» **SET TASK**: Leave out the images and repeat the listing below without a single change.
------ INPUT MATERIAL
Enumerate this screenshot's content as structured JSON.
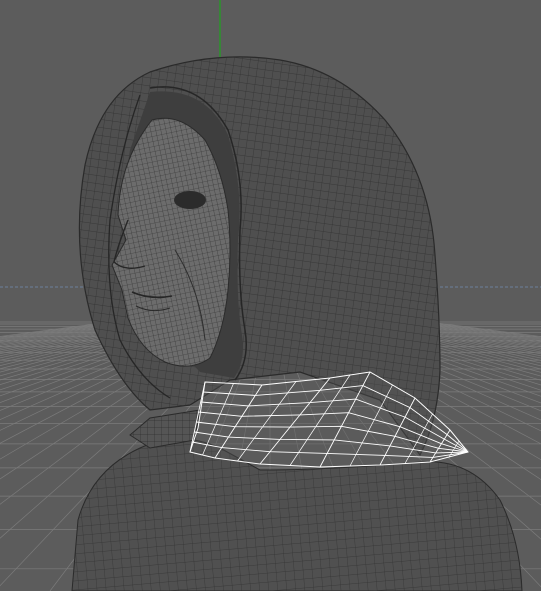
{
  "viewport": {
    "background": "#5c5c5c",
    "grid_color": "#7a7a7a",
    "axis_y_color": "#1fa31f",
    "axis_x_color": "#6b7f9c",
    "mesh_color": "#2e2e2e",
    "selection_color": "#ffffff",
    "model": "hooded-figure-wireframe",
    "selected_part": "collar"
  }
}
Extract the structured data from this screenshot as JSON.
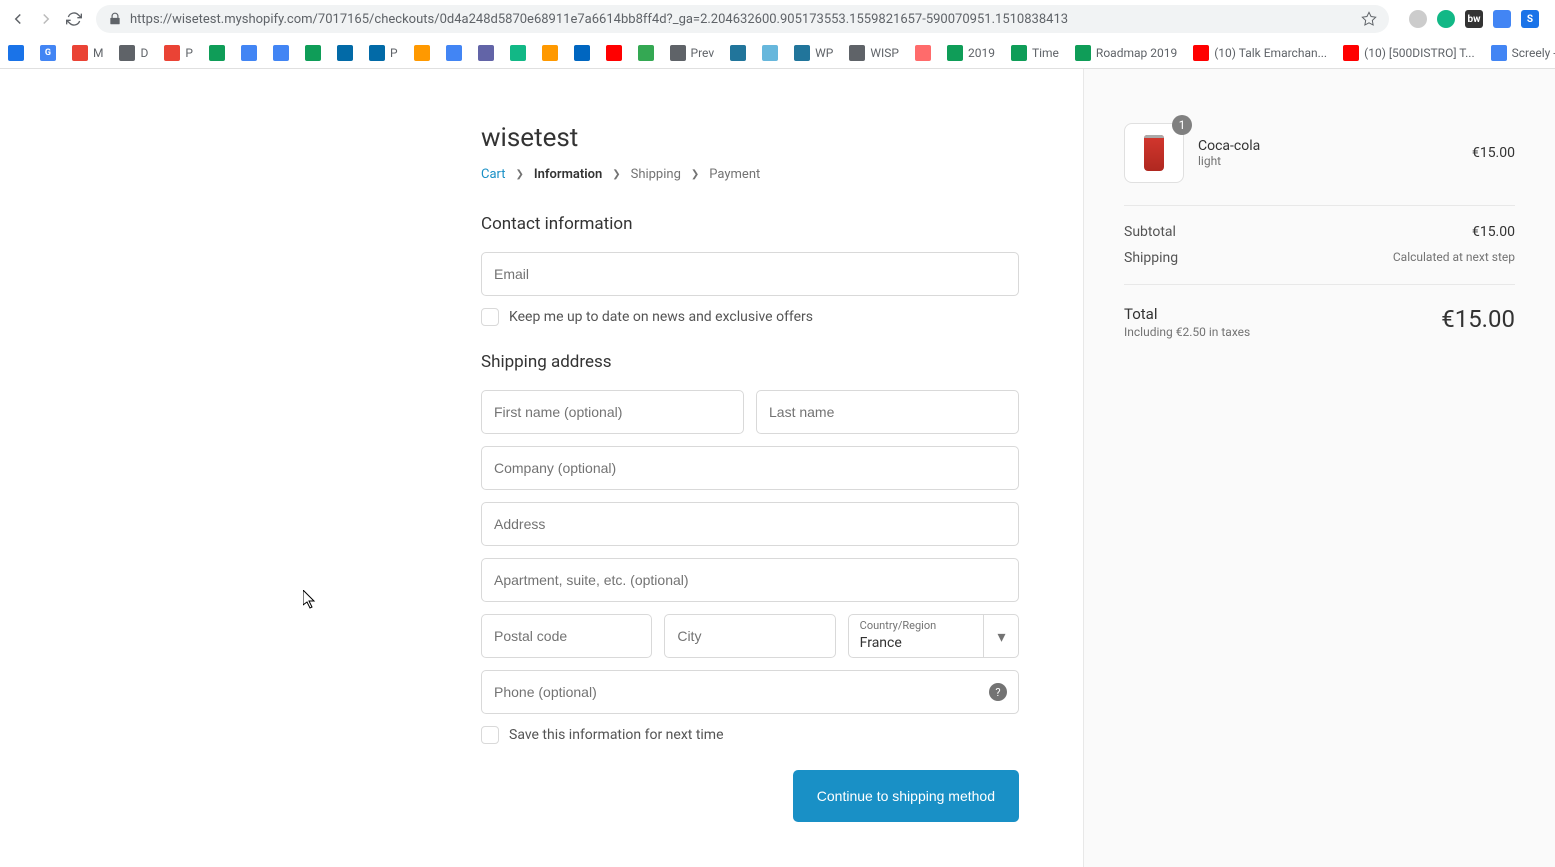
{
  "browser": {
    "url": "https://wisetest.myshopify.com/7017165/checkouts/0d4a248d5870e68911e7a6614bb8ff4d?_ga=2.204632600.905173553.1559821657-590070951.1510838413"
  },
  "bookmarks": [
    {
      "label": "",
      "color": "#1a73e8"
    },
    {
      "label": "",
      "color": "#4285f4",
      "text": "G"
    },
    {
      "label": "M",
      "color": "#ea4335"
    },
    {
      "label": "D",
      "color": "#5f6368"
    },
    {
      "label": "P",
      "color": "#ea4335"
    },
    {
      "label": "",
      "color": "#0f9d58"
    },
    {
      "label": "",
      "color": "#4285f4"
    },
    {
      "label": "",
      "color": "#4285f4"
    },
    {
      "label": "",
      "color": "#0f9d58"
    },
    {
      "label": "",
      "color": "#026aa7"
    },
    {
      "label": "P",
      "color": "#026aa7"
    },
    {
      "label": "",
      "color": "#ff9900"
    },
    {
      "label": "",
      "color": "#4285f4"
    },
    {
      "label": "",
      "color": "#6264a7"
    },
    {
      "label": "",
      "color": "#12b886"
    },
    {
      "label": "",
      "color": "#ff9900"
    },
    {
      "label": "",
      "color": "#0066c0"
    },
    {
      "label": "",
      "color": "#ff0000"
    },
    {
      "label": "",
      "color": "#34a853"
    },
    {
      "label": "Prev",
      "color": "#5f6368"
    },
    {
      "label": "",
      "color": "#21759b"
    },
    {
      "label": "",
      "color": "#67b7dc"
    },
    {
      "label": "WP",
      "color": "#21759b"
    },
    {
      "label": "WISP",
      "color": "#5f6368"
    },
    {
      "label": "",
      "color": "#ff6b6b"
    },
    {
      "label": "2019",
      "color": "#0f9d58"
    },
    {
      "label": "Time",
      "color": "#0f9d58"
    },
    {
      "label": "Roadmap 2019",
      "color": "#0f9d58"
    },
    {
      "label": "(10) Talk Emarchan...",
      "color": "#ff0000"
    },
    {
      "label": "(10) [500DISTRO] T...",
      "color": "#ff0000"
    },
    {
      "label": "Screely - Ge",
      "color": "#4285f4"
    }
  ],
  "store_title": "wisetest",
  "breadcrumb": {
    "cart": "Cart",
    "information": "Information",
    "shipping": "Shipping",
    "payment": "Payment"
  },
  "contact": {
    "title": "Contact information",
    "email_placeholder": "Email",
    "newsletter_label": "Keep me up to date on news and exclusive offers"
  },
  "shipping": {
    "title": "Shipping address",
    "first_name_placeholder": "First name (optional)",
    "last_name_placeholder": "Last name",
    "company_placeholder": "Company (optional)",
    "address_placeholder": "Address",
    "address2_placeholder": "Apartment, suite, etc. (optional)",
    "postal_placeholder": "Postal code",
    "city_placeholder": "City",
    "country_label": "Country/Region",
    "country_value": "France",
    "phone_placeholder": "Phone (optional)",
    "save_label": "Save this information for next time"
  },
  "actions": {
    "continue_label": "Continue to shipping method"
  },
  "order": {
    "product": {
      "name": "Coca-cola",
      "variant": "light",
      "qty": "1",
      "price": "€15.00"
    },
    "subtotal_label": "Subtotal",
    "subtotal_value": "€15.00",
    "shipping_label": "Shipping",
    "shipping_value": "Calculated at next step",
    "total_label": "Total",
    "total_value": "€15.00",
    "tax_note": "Including €2.50 in taxes"
  }
}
------------
» **COMPLETED EXERCISE**:
Enumerate this screenshot's content as structured JSON.
{
  "viewport": {
    "background": "#5c5c5c",
    "grid_color": "#7a7a7a",
    "axis_y_color": "#1fa31f",
    "axis_x_color": "#6b7f9c",
    "mesh_color": "#2e2e2e",
    "selection_color": "#ffffff",
    "model": "hooded-figure-wireframe",
    "selected_part": "collar"
  }
}
Extract the structured data from this screenshot as JSON.
{
  "browser": {
    "url": "https://wisetest.myshopify.com/7017165/checkouts/0d4a248d5870e68911e7a6614bb8ff4d?_ga=2.204632600.905173553.1559821657-590070951.1510838413"
  },
  "bookmarks": [
    {
      "label": "",
      "color": "#1a73e8"
    },
    {
      "label": "",
      "color": "#4285f4",
      "text": "G"
    },
    {
      "label": "M",
      "color": "#ea4335"
    },
    {
      "label": "D",
      "color": "#5f6368"
    },
    {
      "label": "P",
      "color": "#ea4335"
    },
    {
      "label": "",
      "color": "#0f9d58"
    },
    {
      "label": "",
      "color": "#4285f4"
    },
    {
      "label": "",
      "color": "#4285f4"
    },
    {
      "label": "",
      "color": "#0f9d58"
    },
    {
      "label": "",
      "color": "#026aa7"
    },
    {
      "label": "P",
      "color": "#026aa7"
    },
    {
      "label": "",
      "color": "#ff9900"
    },
    {
      "label": "",
      "color": "#4285f4"
    },
    {
      "label": "",
      "color": "#6264a7"
    },
    {
      "label": "",
      "color": "#12b886"
    },
    {
      "label": "",
      "color": "#ff9900"
    },
    {
      "label": "",
      "color": "#0066c0"
    },
    {
      "label": "",
      "color": "#ff0000"
    },
    {
      "label": "",
      "color": "#34a853"
    },
    {
      "label": "Prev",
      "color": "#5f6368"
    },
    {
      "label": "",
      "color": "#21759b"
    },
    {
      "label": "",
      "color": "#67b7dc"
    },
    {
      "label": "WP",
      "color": "#21759b"
    },
    {
      "label": "WISP",
      "color": "#5f6368"
    },
    {
      "label": "",
      "color": "#ff6b6b"
    },
    {
      "label": "2019",
      "color": "#0f9d58"
    },
    {
      "label": "Time",
      "color": "#0f9d58"
    },
    {
      "label": "Roadmap 2019",
      "color": "#0f9d58"
    },
    {
      "label": "(10) Talk Emarchan...",
      "color": "#ff0000"
    },
    {
      "label": "(10) [500DISTRO] T...",
      "color": "#ff0000"
    },
    {
      "label": "Screely - Ge",
      "color": "#4285f4"
    }
  ],
  "store_title": "wisetest",
  "breadcrumb": {
    "cart": "Cart",
    "information": "Information",
    "shipping": "Shipping",
    "payment": "Payment"
  },
  "contact": {
    "title": "Contact information",
    "email_placeholder": "Email",
    "newsletter_label": "Keep me up to date on news and exclusive offers"
  },
  "shipping": {
    "title": "Shipping address",
    "first_name_placeholder": "First name (optional)",
    "last_name_placeholder": "Last name",
    "company_placeholder": "Company (optional)",
    "address_placeholder": "Address",
    "address2_placeholder": "Apartment, suite, etc. (optional)",
    "postal_placeholder": "Postal code",
    "city_placeholder": "City",
    "country_label": "Country/Region",
    "country_value": "France",
    "phone_placeholder": "Phone (optional)",
    "save_label": "Save this information for next time"
  },
  "actions": {
    "continue_label": "Continue to shipping method"
  },
  "order": {
    "product": {
      "name": "Coca-cola",
      "variant": "light",
      "qty": "1",
      "price": "€15.00"
    },
    "subtotal_label": "Subtotal",
    "subtotal_value": "€15.00",
    "shipping_label": "Shipping",
    "shipping_value": "Calculated at next step",
    "total_label": "Total",
    "total_value": "€15.00",
    "tax_note": "Including €2.50 in taxes"
  }
}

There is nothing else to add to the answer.